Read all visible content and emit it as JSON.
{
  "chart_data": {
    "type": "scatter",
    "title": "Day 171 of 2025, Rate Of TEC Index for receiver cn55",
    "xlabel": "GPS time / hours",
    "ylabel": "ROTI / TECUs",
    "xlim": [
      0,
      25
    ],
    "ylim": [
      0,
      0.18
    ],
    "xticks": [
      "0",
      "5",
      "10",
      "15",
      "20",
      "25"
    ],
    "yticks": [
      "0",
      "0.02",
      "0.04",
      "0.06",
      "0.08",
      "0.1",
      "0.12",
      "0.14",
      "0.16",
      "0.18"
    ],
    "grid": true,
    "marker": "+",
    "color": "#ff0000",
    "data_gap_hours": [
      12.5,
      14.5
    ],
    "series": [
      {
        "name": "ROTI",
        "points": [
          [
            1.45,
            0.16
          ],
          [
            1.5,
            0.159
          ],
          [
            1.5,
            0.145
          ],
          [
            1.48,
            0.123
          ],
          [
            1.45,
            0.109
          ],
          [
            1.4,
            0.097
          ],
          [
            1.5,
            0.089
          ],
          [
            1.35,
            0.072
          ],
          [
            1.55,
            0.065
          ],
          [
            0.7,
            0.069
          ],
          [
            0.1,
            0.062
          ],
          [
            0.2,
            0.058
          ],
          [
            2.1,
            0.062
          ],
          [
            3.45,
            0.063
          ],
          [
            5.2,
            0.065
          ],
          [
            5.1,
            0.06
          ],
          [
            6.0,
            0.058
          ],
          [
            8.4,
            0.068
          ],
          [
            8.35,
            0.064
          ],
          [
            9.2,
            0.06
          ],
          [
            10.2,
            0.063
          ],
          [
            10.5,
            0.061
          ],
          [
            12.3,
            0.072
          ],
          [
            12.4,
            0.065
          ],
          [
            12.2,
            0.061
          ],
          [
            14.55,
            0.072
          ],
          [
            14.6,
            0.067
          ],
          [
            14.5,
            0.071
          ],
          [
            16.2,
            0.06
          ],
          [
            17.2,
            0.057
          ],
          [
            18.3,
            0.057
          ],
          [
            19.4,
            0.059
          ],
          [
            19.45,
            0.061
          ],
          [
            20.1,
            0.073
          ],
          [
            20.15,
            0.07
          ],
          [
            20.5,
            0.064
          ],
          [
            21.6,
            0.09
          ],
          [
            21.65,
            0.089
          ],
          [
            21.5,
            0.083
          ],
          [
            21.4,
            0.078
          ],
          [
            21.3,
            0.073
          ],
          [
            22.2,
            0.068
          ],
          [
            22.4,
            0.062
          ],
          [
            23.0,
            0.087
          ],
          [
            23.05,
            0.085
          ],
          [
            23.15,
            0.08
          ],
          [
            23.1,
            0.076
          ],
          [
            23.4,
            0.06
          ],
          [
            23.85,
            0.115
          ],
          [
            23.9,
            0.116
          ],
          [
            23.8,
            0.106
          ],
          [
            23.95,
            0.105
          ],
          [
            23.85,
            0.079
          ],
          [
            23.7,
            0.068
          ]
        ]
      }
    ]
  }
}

WHAT THE TASK ASKS:
Nothing in the listing may be changed; retype it all exactly.

FINAL RESULT:
Read all visible content and emit it as JSON.
{
  "chart_data": {
    "type": "scatter",
    "title": "Day 171 of 2025, Rate Of TEC Index for receiver cn55",
    "xlabel": "GPS time / hours",
    "ylabel": "ROTI / TECUs",
    "xlim": [
      0,
      25
    ],
    "ylim": [
      0,
      0.18
    ],
    "xticks": [
      "0",
      "5",
      "10",
      "15",
      "20",
      "25"
    ],
    "yticks": [
      "0",
      "0.02",
      "0.04",
      "0.06",
      "0.08",
      "0.1",
      "0.12",
      "0.14",
      "0.16",
      "0.18"
    ],
    "grid": true,
    "marker": "+",
    "color": "#ff0000",
    "data_gap_hours": [
      12.5,
      14.5
    ],
    "series": [
      {
        "name": "ROTI",
        "points": [
          [
            1.45,
            0.16
          ],
          [
            1.5,
            0.159
          ],
          [
            1.5,
            0.145
          ],
          [
            1.48,
            0.123
          ],
          [
            1.45,
            0.109
          ],
          [
            1.4,
            0.097
          ],
          [
            1.5,
            0.089
          ],
          [
            1.35,
            0.072
          ],
          [
            1.55,
            0.065
          ],
          [
            0.7,
            0.069
          ],
          [
            0.1,
            0.062
          ],
          [
            0.2,
            0.058
          ],
          [
            2.1,
            0.062
          ],
          [
            3.45,
            0.063
          ],
          [
            5.2,
            0.065
          ],
          [
            5.1,
            0.06
          ],
          [
            6.0,
            0.058
          ],
          [
            8.4,
            0.068
          ],
          [
            8.35,
            0.064
          ],
          [
            9.2,
            0.06
          ],
          [
            10.2,
            0.063
          ],
          [
            10.5,
            0.061
          ],
          [
            12.3,
            0.072
          ],
          [
            12.4,
            0.065
          ],
          [
            12.2,
            0.061
          ],
          [
            14.55,
            0.072
          ],
          [
            14.6,
            0.067
          ],
          [
            14.5,
            0.071
          ],
          [
            16.2,
            0.06
          ],
          [
            17.2,
            0.057
          ],
          [
            18.3,
            0.057
          ],
          [
            19.4,
            0.059
          ],
          [
            19.45,
            0.061
          ],
          [
            20.1,
            0.073
          ],
          [
            20.15,
            0.07
          ],
          [
            20.5,
            0.064
          ],
          [
            21.6,
            0.09
          ],
          [
            21.65,
            0.089
          ],
          [
            21.5,
            0.083
          ],
          [
            21.4,
            0.078
          ],
          [
            21.3,
            0.073
          ],
          [
            22.2,
            0.068
          ],
          [
            22.4,
            0.062
          ],
          [
            23.0,
            0.087
          ],
          [
            23.05,
            0.085
          ],
          [
            23.15,
            0.08
          ],
          [
            23.1,
            0.076
          ],
          [
            23.4,
            0.06
          ],
          [
            23.85,
            0.115
          ],
          [
            23.9,
            0.116
          ],
          [
            23.8,
            0.106
          ],
          [
            23.95,
            0.105
          ],
          [
            23.85,
            0.079
          ],
          [
            23.7,
            0.068
          ]
        ]
      }
    ]
  }
}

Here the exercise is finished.